— The exercise —
Reproduce everything in the data below, from the line containing "dock-app-icon[interactable]: ω (360, 1451, 402, 1493)" down to the line containing "dock-app-icon[interactable]: 3 ☰", with both of those lines included and every character unchanged.
• • •
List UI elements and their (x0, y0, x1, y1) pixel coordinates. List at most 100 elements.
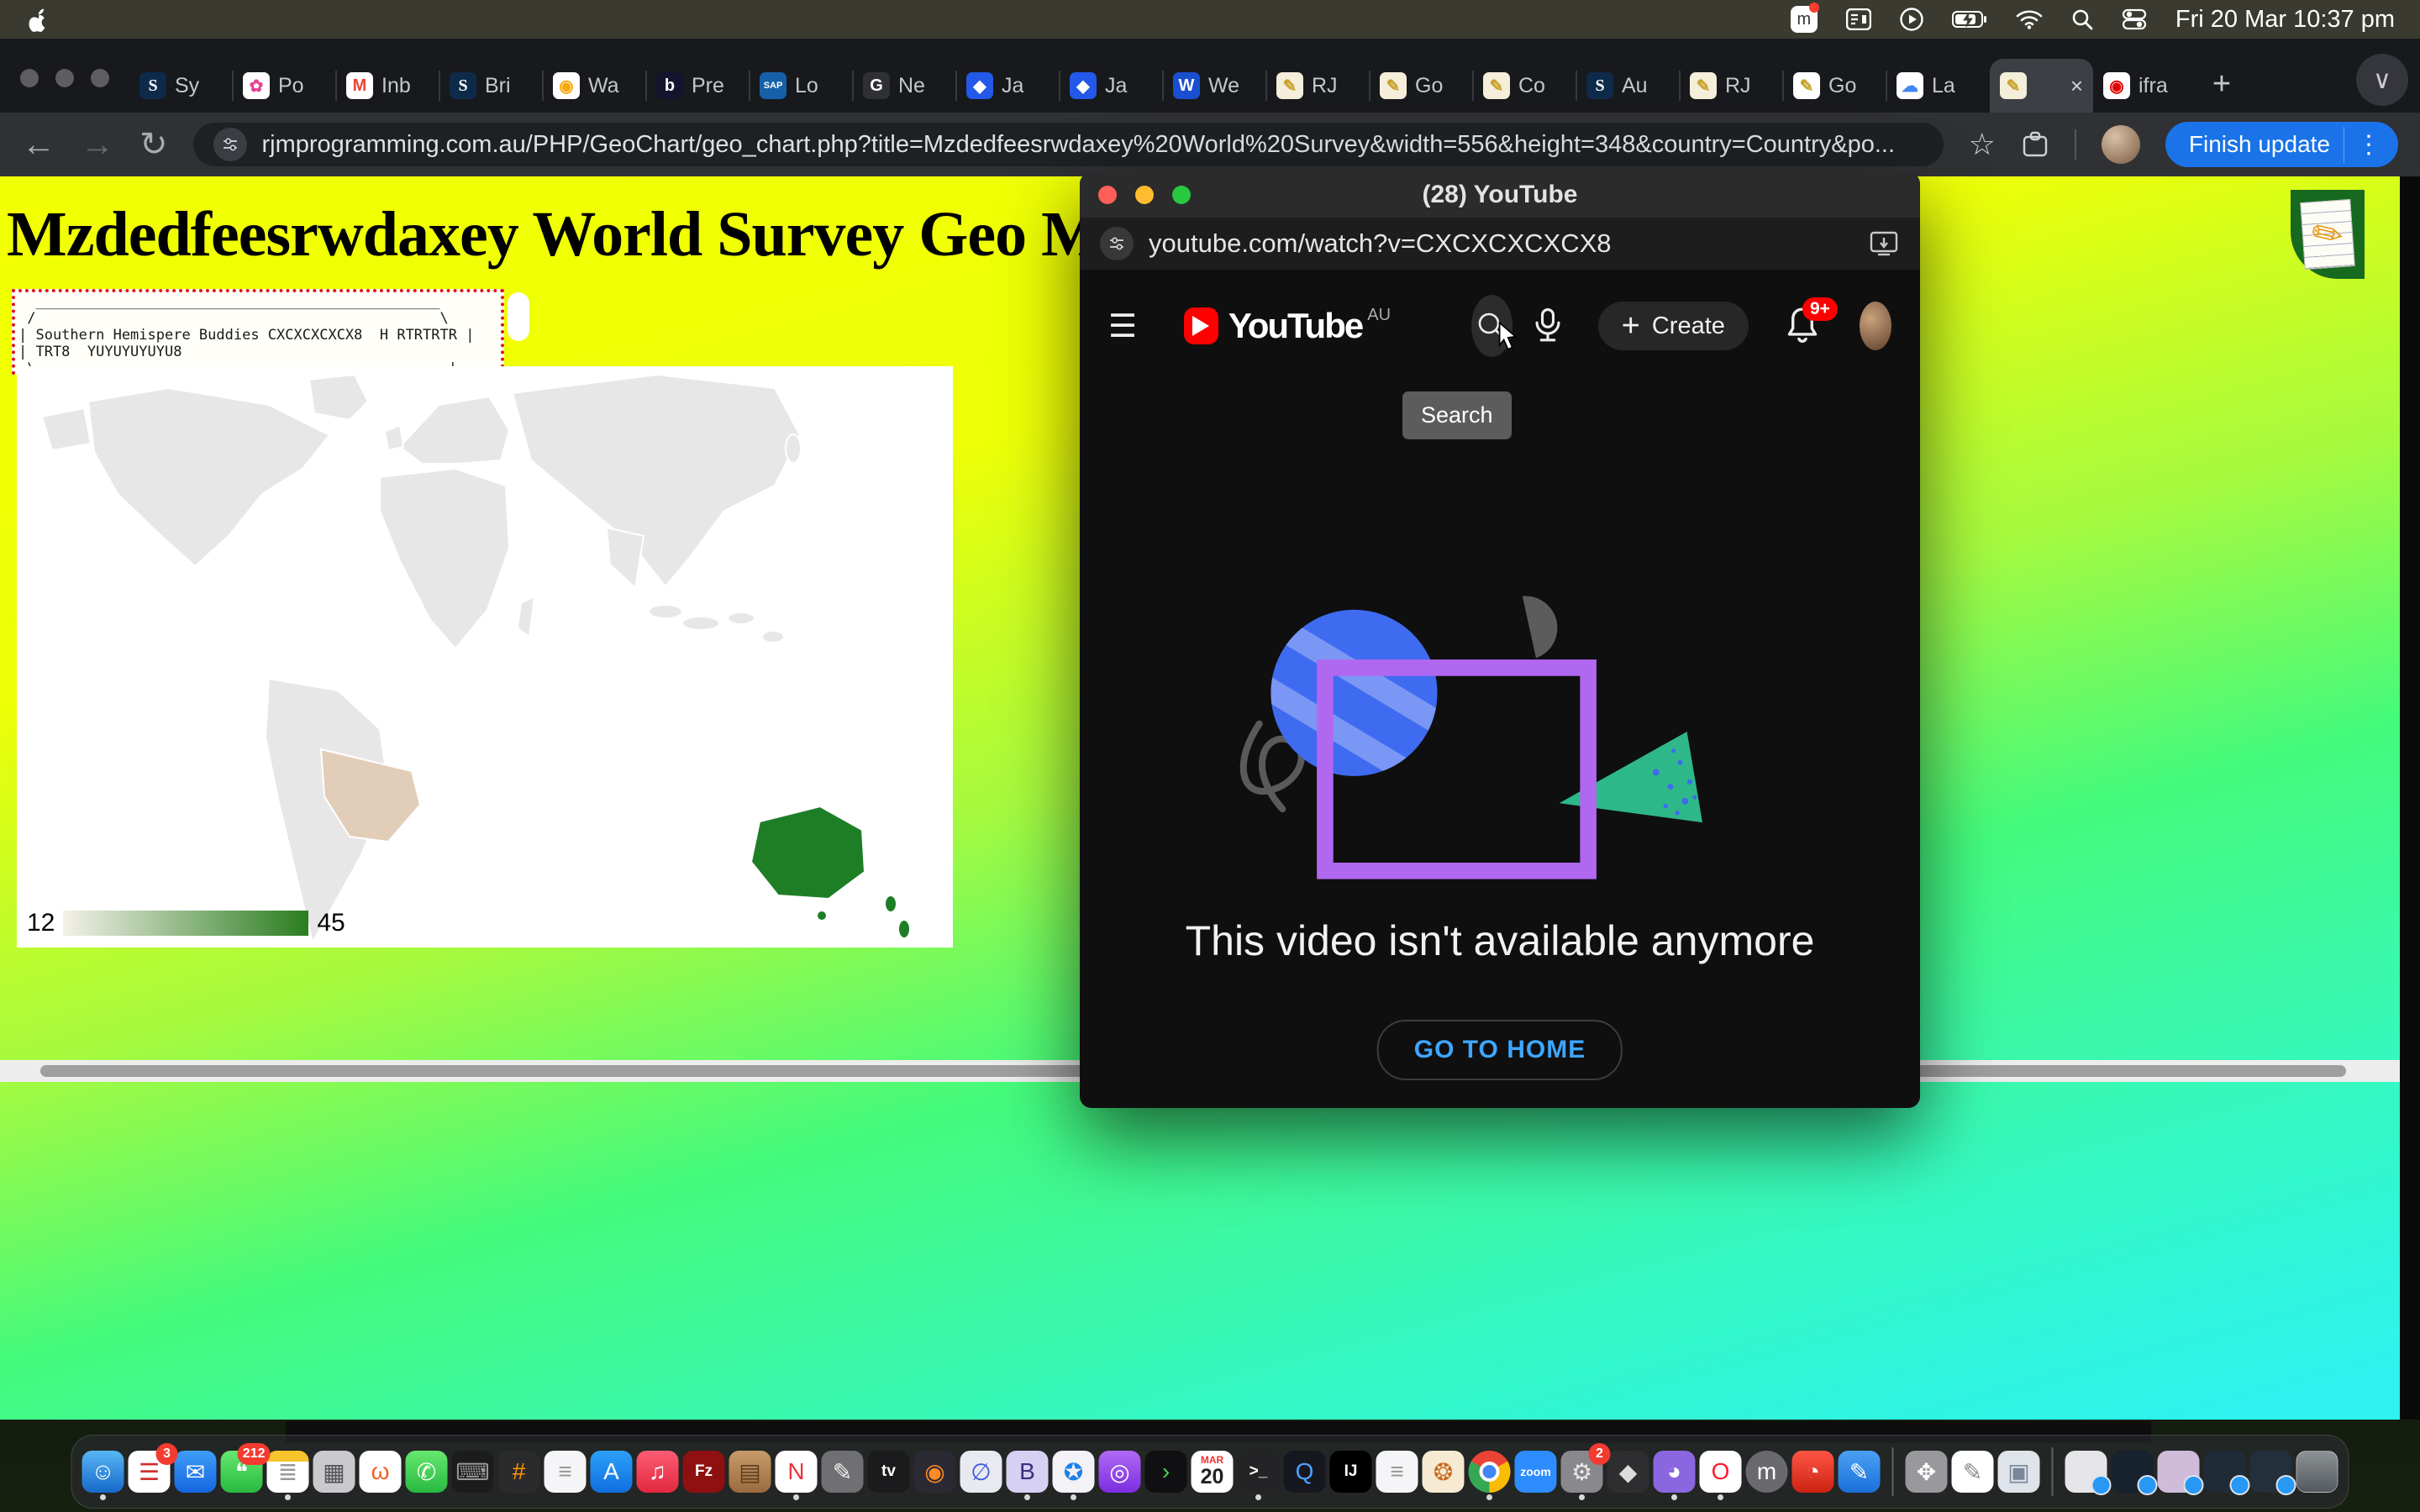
dock-app-icon[interactable]: ω (360, 1451, 402, 1493)
url-text[interactable]: rjmprogramming.com.au/PHP/GeoChart/geo_c… (262, 131, 1896, 159)
open-in-browser-icon[interactable] (1870, 230, 1900, 257)
dock-app-icon[interactable]: 3 ☰ (129, 1451, 171, 1493)
dock-app-icon[interactable]: ▣ (1998, 1451, 2040, 1493)
browser-tab[interactable]: ✎ × (1990, 59, 2093, 113)
dock-app-icon[interactable]: >_ (1238, 1451, 1280, 1493)
close-window-icon[interactable] (20, 69, 39, 87)
dock-app-icon[interactable]: A (591, 1451, 633, 1493)
finish-update-button[interactable]: Finish update ⋮ (2165, 122, 2398, 167)
keystroke-viewer-icon[interactable] (1846, 8, 1871, 30)
popup-address-bar[interactable]: youtube.com/watch?v=CXCXCXCXCX8 (1080, 218, 1920, 270)
dock-app-icon[interactable]: › (1145, 1451, 1187, 1493)
dock-app-icon[interactable]: ▤ (729, 1451, 771, 1493)
go-to-home-button[interactable]: GO TO HOME (1377, 1020, 1623, 1080)
tab-close-icon[interactable]: × (2070, 73, 2083, 99)
dock-app-icon[interactable]: O (1700, 1451, 1742, 1493)
bookmark-star-icon[interactable]: ☆ (1969, 127, 1996, 162)
extension-icon[interactable] (2021, 130, 2049, 159)
wifi-icon[interactable] (2016, 9, 2043, 29)
create-button[interactable]: + Create (1598, 302, 1749, 350)
dock-app-icon[interactable]: ✪ (1053, 1451, 1095, 1493)
dock-app-icon[interactable] (2052, 1447, 2054, 1496)
minimize-window-icon[interactable] (55, 69, 74, 87)
site-settings-icon[interactable] (1100, 227, 1134, 260)
account-avatar[interactable] (1860, 302, 1891, 350)
dock-app-icon[interactable]: ❂ (1423, 1451, 1465, 1493)
dock-app-icon[interactable]: tv (868, 1451, 910, 1493)
dock-app-icon[interactable]: ≡ (1376, 1451, 1418, 1493)
dock-app-icon[interactable]: ✥ (1906, 1451, 1948, 1493)
browser-tab[interactable]: ✎ RJ (1680, 59, 1783, 113)
dock-app-icon[interactable]: ⌨ (452, 1451, 494, 1493)
browser-tab[interactable]: ◉ ifra (2093, 59, 2196, 113)
browser-tab[interactable]: ◆ Ja (956, 59, 1060, 113)
search-button[interactable] (1471, 295, 1512, 357)
dock-app-icon[interactable]: ◕ (1654, 1451, 1696, 1493)
dock-app-icon[interactable]: Fz (683, 1451, 725, 1493)
browser-menu-icon[interactable]: ⋮ (2344, 127, 2388, 163)
app-notification-icon[interactable]: m (1791, 6, 1818, 33)
browser-tab[interactable]: S Au (1576, 59, 1680, 113)
dock-app-icon[interactable]: Q (1284, 1451, 1326, 1493)
address-bar[interactable]: rjmprogramming.com.au/PHP/GeoChart/geo_c… (193, 123, 1944, 166)
dock-app-icon[interactable] (2204, 1451, 2246, 1493)
apple-logo-icon[interactable] (25, 7, 47, 32)
dock-app-icon[interactable] (2112, 1451, 2154, 1493)
dock-app-icon[interactable]: # (498, 1451, 540, 1493)
browser-tab[interactable]: ✎ RJ (1266, 59, 1370, 113)
dock-app-icon[interactable]: 2 ⚙ (1561, 1451, 1603, 1493)
dock-app-icon[interactable]: zoom (1515, 1451, 1557, 1493)
spotlight-search-icon[interactable] (2071, 8, 2093, 30)
forward-button[interactable]: → (81, 126, 114, 164)
browser-tab[interactable]: W We (1163, 59, 1266, 113)
browser-tab[interactable]: ◉ Wa (543, 59, 646, 113)
youtube-logo-icon[interactable] (1184, 307, 1218, 344)
corner-notepad-icon[interactable]: ✎ (2291, 190, 2365, 279)
minimize-window-icon[interactable] (1135, 186, 1154, 204)
dock-app-icon[interactable]: ◉ (914, 1451, 956, 1493)
dock-app-icon[interactable] (2250, 1451, 2292, 1493)
site-settings-icon[interactable] (213, 128, 247, 161)
browser-tab[interactable]: SAP Lo (750, 59, 853, 113)
profile-avatar[interactable] (2102, 125, 2140, 164)
browser-tab[interactable]: S Sy (129, 59, 233, 113)
hamburger-menu-icon[interactable]: ☰ (1108, 307, 1137, 345)
browser-tab[interactable]: ☁ La (1886, 59, 1990, 113)
dock-app-icon[interactable] (1892, 1447, 1894, 1496)
browser-tab[interactable]: S Bri (439, 59, 543, 113)
browser-tab[interactable]: ✎ Go (1783, 59, 1886, 113)
dock-app-icon[interactable]: ✎ (1952, 1451, 1994, 1493)
dock-app-icon[interactable]: ☺ (82, 1451, 124, 1493)
tab-search-button[interactable]: ∨ (2356, 54, 2408, 106)
dock-app-icon[interactable] (2296, 1451, 2338, 1493)
youtube-wordmark[interactable]: YouTube (1228, 306, 1362, 346)
dock-app-icon[interactable]: ◔ (1792, 1451, 1834, 1493)
dock-app-icon[interactable]: m (1746, 1451, 1788, 1493)
popup-title-bar[interactable]: (28) YouTube (1080, 172, 1920, 218)
menu-bar-clock[interactable]: Fri 20 Mar 10:37 pm (2175, 6, 2395, 34)
dock-app-icon[interactable]: 212 ❝ (221, 1451, 263, 1493)
close-window-icon[interactable] (1098, 186, 1117, 204)
dock-app-icon[interactable] (2065, 1451, 2107, 1493)
dock-app-icon[interactable]: ≡ (544, 1451, 587, 1493)
dock-app-icon[interactable]: ♫ (637, 1451, 679, 1493)
dock-app-icon[interactable]: ≣ (267, 1451, 309, 1493)
browser-tab[interactable]: ✎ Go (1370, 59, 1473, 113)
youtube-popup-window[interactable]: (28) YouTube youtube.com/watch?v=CXCXCXC… (1080, 172, 1920, 1108)
window-controls[interactable] (20, 69, 109, 87)
zoom-window-icon[interactable] (91, 69, 109, 87)
dock-app-icon[interactable]: ◆ (1607, 1451, 1649, 1493)
dock-app-icon[interactable]: ✆ (406, 1451, 448, 1493)
dock-app-icon[interactable]: ▦ (313, 1451, 355, 1493)
battery-charging-icon[interactable] (1952, 10, 1987, 29)
back-button[interactable]: ← (22, 126, 55, 164)
browser-tab[interactable]: ✎ Co (1473, 59, 1576, 113)
dock-app-icon[interactable]: ✉ (175, 1451, 217, 1493)
dock-app-icon[interactable]: IJ (1330, 1451, 1372, 1493)
dock-app-icon[interactable]: ✎ (1839, 1451, 1881, 1493)
dock-app-icon[interactable] (2158, 1451, 2200, 1493)
dock-app-icon[interactable]: MAR 20 (1192, 1451, 1234, 1493)
reload-button[interactable]: ↻ (139, 125, 168, 164)
survey-textarea[interactable]: ________________________________________… (12, 289, 504, 375)
dock-app-icon[interactable]: N (776, 1451, 818, 1493)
• • •
— Written response —
dock-app-icon[interactable]: ω (360, 1451, 402, 1493)
url-text[interactable]: rjmprogramming.com.au/PHP/GeoChart/geo_c… (262, 131, 1896, 159)
open-in-browser-icon[interactable] (1870, 230, 1900, 257)
dock-app-icon[interactable]: 3 ☰ (129, 1451, 171, 1493)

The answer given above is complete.